**Aim**
Find every line with the word "mlxtend" and report how many there are, without any other text.

***** Material for this task

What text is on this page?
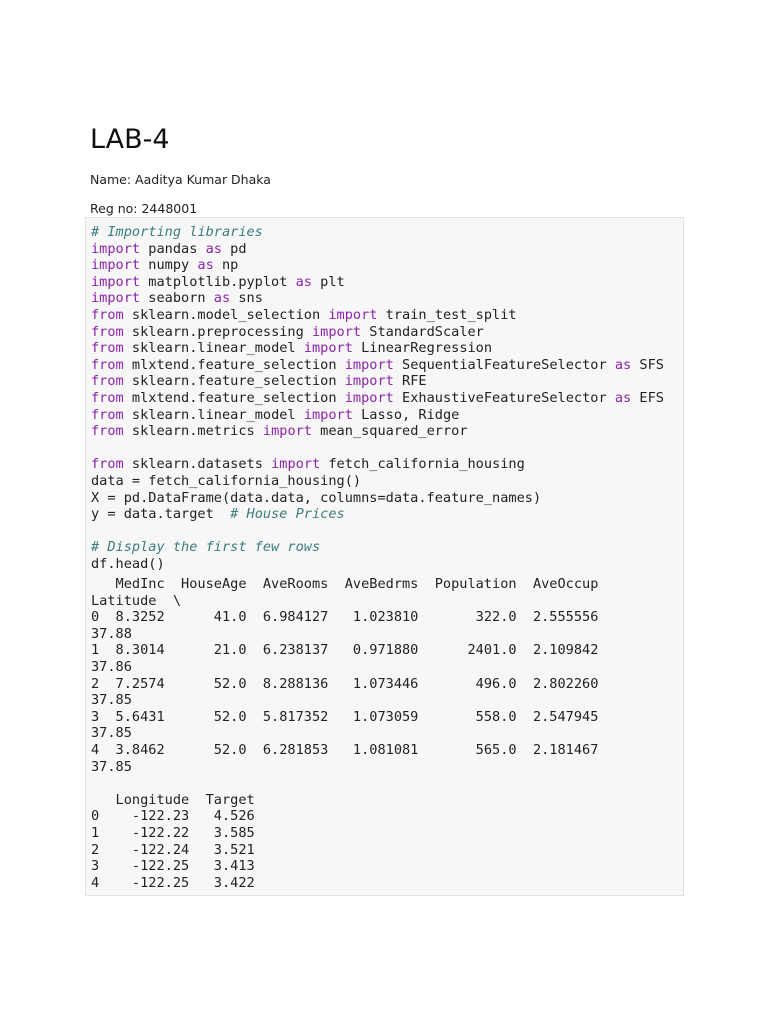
LAB-4

Name: Aaditya Kumar Dhaka

Reg no: 2448001

# Importing libraries
import pandas as pd
import numpy as np
import matplotlib.pyplot as plt
import seaborn as sns
from sklearn.model_selection import train_test_split
from sklearn.preprocessing import StandardScaler
from sklearn.linear_model import LinearRegression
from mlxtend.feature_selection import SequentialFeatureSelector as SFS
from sklearn.feature_selection import RFE
from mlxtend.feature_selection import ExhaustiveFeatureSelector as EFS
from sklearn.linear_model import Lasso, Ridge
from sklearn.metrics import mean_squared_error

from sklearn.datasets import fetch_california_housing
data = fetch_california_housing()
X = pd.DataFrame(data.data, columns=data.feature_names)
y = data.target  # House Prices

# Display the first few rows
df.head()

MedInc  HouseAge  AveRooms  AveBedrms  Population  AveOccup
Latitude  \
0  8.3252      41.0  6.984127   1.023810       322.0  2.555556
37.88
1  8.3014      21.0  6.238137   0.971880      2401.0  2.109842
37.86
2  7.2574      52.0  8.288136   1.073446       496.0  2.802260
37.85
3  5.6431      52.0  5.817352   1.073059       558.0  2.547945
37.85
4  3.8462      52.0  6.281853   1.081081       565.0  2.181467
37.85

Longitude  Target
0    -122.23   4.526
1    -122.22   3.585
2    -122.24   3.521
3    -122.25   3.413
4    -122.25   3.422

**********

**Final result**
2